Abstract
1652
Objectives To evaluate whether the detection rate (DR) of 18F-Choline (18F-CH) PET/CT is negatively influenced by androgen deprivation therapy (ADT) in patients with prostate cancer (PC) already treated with radical intent, who present biochemical relapse.
Methods We have retrospectively evaluated data of 325 patients with PC (mean age: 69.7 years), who were referred to our centre to perform 18F-CH PET/CT for biochemical relapse (PSA range: 0.1-80ng/ml, mean: 5.5ng/ml). At the time of the scan, 139 patients (42.8%) were under ADT. The relationship between the DR of 18F-CH PET and possible clinical predictors (trigger PSA and ADT) was investigated using univariate and multivariate binary logistic regressions. The correlation between the DR of 18F-CH PET and trigger PSA was also investigated by dividing patients in 6 groups according to their PSA level. Possible influence of ADT on the DR of 18F-CH PET was evaluated by considering the DR in patients under ADT and in those not under ADT at the time of the examination.
■ ■ ■
ACTIONS TO TAKE:
A) Write out the part of the 18F-Choline PET/CT abstract from "Methods We have" up to and including "of the examination.".
B) Pick up the 18F-Choline PET/CT abstract after its last sentence and continue it.
■ ■ ■
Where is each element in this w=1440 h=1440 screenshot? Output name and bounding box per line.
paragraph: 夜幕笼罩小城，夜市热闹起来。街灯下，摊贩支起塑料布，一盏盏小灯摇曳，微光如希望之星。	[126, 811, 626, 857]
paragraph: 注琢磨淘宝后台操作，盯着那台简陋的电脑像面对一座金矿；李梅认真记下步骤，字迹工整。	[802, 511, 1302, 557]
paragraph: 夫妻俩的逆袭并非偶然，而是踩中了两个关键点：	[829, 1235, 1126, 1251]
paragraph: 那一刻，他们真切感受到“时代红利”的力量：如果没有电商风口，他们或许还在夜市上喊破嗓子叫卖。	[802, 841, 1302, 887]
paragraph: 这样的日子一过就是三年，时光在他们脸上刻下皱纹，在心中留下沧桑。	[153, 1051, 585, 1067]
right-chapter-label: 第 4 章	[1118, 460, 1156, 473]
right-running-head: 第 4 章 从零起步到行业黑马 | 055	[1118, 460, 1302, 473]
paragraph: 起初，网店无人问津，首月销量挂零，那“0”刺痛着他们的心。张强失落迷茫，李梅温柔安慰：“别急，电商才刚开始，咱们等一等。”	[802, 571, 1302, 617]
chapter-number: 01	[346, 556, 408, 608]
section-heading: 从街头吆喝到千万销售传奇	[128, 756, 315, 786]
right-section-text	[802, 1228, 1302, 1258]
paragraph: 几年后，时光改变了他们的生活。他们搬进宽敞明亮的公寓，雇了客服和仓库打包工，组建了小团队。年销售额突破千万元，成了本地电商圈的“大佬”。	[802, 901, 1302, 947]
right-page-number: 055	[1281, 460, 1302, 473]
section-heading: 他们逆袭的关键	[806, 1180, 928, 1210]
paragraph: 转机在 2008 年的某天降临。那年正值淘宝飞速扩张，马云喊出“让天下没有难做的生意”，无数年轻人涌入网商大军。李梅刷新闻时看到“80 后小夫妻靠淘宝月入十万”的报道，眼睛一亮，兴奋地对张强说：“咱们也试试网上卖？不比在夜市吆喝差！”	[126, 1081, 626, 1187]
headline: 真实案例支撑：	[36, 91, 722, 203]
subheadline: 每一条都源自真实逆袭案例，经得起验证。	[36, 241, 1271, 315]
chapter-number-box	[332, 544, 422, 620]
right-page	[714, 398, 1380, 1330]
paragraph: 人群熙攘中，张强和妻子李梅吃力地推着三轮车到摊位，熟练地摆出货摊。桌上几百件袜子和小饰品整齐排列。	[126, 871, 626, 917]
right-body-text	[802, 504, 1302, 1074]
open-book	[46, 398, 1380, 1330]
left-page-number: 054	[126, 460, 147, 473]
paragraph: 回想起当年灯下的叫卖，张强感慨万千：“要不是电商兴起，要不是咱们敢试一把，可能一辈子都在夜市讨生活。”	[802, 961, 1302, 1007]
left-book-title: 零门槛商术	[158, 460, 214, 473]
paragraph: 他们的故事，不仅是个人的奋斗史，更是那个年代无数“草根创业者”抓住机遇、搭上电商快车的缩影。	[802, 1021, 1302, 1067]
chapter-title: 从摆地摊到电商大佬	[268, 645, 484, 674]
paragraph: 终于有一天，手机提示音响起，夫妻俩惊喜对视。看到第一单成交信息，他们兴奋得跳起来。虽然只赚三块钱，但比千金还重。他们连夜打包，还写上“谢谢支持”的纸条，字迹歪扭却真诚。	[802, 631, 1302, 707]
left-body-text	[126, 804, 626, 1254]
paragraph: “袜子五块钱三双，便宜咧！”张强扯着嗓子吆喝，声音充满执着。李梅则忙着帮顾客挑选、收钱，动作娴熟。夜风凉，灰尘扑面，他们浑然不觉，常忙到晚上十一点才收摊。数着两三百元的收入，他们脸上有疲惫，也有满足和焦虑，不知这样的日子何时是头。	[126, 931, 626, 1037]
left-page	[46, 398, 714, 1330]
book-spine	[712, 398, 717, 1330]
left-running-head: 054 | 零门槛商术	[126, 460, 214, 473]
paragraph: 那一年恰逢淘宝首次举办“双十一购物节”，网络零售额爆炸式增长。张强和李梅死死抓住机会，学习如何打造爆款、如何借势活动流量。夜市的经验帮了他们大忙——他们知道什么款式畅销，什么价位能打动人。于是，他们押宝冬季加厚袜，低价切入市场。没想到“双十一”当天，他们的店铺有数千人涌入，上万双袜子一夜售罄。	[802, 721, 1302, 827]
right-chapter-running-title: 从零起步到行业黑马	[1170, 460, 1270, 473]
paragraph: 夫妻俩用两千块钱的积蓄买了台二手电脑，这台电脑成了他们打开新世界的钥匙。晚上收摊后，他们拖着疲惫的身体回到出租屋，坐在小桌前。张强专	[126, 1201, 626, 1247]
■ ■ ■
ANSWERS PROVIDED:
A)
Methods We have retrospectively evaluated data of 325 patients with PC (mean age: 69.7 years), who were referred to our centre to perform 18F-CH PET/CT for biochemical relapse (PSA range: 0.1-80ng/ml, mean: 5.5ng/ml). At the time of the scan, 139 patients (42.8%) were under ADT. The relationship between the DR of 18F-CH PET and possible clinical predictors (trigger PSA and ADT) was investigated using univariate and multivariate binary logistic regressions. The correlation between the DR of 18F-CH PET and trigger PSA was also investigated by dividing patients in 6 groups according to their PSA level. Possible influence of ADT on the DR of 18F-CH PET was evaluated by considering the DR in patients under ADT and in those not under ADT at the time of the examination.

B)
Results The overall DR of 18F-CH PET was 58.2% (189/325 patients). In both univariate and multivariate logistic regression analysis, trigger PSA and ADT were significantly correlated to the DR of 18F-CH PET (p<0.05). The DR of 18F-CH PET progressively increased with the increasing of trigger PSA. Patients under ADT (mean PSA 7.8ng/ml) presented a higher DR of 18F-CH PET than those not under ADT (mean PSA 3.9ng/ml): 70.5% and 48.9% respectively; p<0.001.
Conclusions The overall DR of 18F-CH PET was 58% and was significantly correlated to trigger PSA and ADT. ADT at the time of the examination did not negatively influence the DR of 18F-CH PET, in patients with PSA elevation despite the ongoing ADT (hormone resistant patients), and should not be withdrawn before performing 18F-CH PET, on the contrary, it was associated to a higher DR of 18F-CH PET.